» Exercise: Go over the entries below line by line, copying each one that contains the word "rowspan".

» Entries provided:
● ● ● ● ●
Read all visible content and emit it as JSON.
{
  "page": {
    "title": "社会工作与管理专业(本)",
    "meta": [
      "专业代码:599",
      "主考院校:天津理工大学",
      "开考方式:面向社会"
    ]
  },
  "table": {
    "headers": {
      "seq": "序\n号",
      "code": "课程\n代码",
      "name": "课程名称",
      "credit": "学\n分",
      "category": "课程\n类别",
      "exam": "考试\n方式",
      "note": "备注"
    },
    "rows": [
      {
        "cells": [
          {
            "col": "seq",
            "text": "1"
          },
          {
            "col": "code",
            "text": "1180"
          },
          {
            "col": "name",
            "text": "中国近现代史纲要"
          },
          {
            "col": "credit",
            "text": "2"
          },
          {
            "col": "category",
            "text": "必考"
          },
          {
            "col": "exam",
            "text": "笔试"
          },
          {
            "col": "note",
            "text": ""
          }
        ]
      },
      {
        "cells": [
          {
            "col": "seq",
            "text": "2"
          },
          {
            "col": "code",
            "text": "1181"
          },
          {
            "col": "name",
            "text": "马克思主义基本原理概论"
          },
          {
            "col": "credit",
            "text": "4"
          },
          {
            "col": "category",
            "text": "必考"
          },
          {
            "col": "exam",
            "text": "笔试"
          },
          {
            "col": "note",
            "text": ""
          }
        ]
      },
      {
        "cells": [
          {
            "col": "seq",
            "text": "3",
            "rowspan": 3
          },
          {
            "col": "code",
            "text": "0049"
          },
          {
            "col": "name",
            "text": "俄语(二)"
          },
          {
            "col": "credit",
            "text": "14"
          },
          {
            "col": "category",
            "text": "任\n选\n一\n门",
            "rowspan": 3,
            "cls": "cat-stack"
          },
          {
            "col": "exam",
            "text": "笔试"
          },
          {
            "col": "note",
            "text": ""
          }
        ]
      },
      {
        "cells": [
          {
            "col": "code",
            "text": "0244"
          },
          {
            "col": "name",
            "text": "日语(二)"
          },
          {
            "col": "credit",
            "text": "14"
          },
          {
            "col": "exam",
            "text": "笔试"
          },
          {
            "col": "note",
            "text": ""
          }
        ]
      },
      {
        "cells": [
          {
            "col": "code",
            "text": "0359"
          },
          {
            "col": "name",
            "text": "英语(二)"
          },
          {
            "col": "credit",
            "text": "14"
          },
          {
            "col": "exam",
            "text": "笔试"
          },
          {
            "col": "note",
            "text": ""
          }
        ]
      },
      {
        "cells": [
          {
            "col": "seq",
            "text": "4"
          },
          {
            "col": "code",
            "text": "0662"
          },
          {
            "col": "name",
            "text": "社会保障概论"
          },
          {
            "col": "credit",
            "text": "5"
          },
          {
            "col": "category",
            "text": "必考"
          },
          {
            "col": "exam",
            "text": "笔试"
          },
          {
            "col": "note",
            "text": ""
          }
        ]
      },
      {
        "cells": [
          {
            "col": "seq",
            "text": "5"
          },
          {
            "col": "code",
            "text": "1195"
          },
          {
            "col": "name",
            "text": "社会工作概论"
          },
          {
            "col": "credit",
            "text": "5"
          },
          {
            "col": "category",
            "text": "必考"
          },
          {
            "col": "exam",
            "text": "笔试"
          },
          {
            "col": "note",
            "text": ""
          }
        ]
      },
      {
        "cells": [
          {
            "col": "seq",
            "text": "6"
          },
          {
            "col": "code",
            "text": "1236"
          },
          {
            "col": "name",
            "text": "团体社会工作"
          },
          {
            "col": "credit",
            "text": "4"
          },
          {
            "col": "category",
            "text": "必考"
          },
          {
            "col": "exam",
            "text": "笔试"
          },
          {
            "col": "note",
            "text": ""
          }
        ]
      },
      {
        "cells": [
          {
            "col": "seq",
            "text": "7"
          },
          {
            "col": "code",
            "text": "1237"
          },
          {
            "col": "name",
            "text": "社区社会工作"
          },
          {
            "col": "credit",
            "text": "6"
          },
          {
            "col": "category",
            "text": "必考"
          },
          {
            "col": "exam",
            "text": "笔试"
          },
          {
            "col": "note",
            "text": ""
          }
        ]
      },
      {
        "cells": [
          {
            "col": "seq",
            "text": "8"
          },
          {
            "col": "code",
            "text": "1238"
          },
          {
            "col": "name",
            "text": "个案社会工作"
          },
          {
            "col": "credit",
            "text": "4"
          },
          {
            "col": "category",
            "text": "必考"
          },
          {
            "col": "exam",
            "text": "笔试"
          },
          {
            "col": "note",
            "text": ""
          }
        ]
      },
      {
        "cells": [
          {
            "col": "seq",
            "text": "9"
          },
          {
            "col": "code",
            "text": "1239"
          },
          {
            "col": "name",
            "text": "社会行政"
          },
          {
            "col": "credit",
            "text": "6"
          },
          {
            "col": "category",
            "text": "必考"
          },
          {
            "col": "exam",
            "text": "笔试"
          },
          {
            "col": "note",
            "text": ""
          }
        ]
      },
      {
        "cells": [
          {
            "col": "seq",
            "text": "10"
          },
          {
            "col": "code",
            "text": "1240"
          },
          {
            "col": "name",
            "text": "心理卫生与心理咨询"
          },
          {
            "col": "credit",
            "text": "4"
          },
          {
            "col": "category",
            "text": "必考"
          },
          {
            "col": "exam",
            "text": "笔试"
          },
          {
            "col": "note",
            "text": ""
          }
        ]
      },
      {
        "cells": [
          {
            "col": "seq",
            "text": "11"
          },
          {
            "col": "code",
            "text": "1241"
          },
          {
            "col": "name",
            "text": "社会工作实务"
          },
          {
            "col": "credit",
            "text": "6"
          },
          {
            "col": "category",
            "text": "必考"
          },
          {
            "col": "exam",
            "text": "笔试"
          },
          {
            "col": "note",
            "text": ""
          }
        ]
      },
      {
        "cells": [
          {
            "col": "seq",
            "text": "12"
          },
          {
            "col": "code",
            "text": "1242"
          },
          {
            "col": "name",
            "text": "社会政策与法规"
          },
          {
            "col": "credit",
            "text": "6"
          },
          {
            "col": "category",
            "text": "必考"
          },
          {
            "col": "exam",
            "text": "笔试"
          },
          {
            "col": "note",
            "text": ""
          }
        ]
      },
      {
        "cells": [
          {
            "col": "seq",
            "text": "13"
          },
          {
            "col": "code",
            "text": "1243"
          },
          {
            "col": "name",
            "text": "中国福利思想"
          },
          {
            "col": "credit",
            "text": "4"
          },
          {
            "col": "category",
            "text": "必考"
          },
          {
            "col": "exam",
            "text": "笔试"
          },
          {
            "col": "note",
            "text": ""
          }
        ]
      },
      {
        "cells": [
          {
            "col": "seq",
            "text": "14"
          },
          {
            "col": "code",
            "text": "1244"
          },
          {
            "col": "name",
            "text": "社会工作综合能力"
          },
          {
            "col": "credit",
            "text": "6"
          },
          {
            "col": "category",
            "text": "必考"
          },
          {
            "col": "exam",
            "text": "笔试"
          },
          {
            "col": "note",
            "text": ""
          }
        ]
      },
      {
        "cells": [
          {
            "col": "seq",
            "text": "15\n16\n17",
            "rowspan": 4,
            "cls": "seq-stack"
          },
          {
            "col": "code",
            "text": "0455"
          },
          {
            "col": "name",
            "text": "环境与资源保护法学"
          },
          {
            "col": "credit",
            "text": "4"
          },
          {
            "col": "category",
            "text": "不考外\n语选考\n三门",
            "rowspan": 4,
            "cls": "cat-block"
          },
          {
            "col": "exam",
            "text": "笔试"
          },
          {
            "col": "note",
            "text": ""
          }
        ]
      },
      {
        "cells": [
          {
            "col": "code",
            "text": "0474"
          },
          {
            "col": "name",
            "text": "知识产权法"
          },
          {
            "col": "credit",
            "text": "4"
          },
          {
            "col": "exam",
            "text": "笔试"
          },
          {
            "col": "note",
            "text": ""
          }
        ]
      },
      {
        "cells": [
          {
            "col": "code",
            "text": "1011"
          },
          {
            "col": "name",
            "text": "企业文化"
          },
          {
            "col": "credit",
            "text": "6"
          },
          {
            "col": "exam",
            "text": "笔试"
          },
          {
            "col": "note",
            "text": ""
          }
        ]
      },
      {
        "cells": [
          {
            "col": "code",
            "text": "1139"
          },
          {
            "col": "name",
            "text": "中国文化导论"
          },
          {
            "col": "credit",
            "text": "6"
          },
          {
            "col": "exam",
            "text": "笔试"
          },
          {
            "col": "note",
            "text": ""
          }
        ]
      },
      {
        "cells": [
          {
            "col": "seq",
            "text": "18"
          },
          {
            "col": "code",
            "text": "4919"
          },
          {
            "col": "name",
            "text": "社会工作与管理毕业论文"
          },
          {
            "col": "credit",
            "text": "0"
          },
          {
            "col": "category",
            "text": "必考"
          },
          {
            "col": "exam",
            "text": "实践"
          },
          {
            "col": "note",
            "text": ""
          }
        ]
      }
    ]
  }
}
● ● ● ● ●
» Result below:
            "rowspan": 3
            "rowspan": 3,
            "rowspan": 4,
            "rowspan": 4,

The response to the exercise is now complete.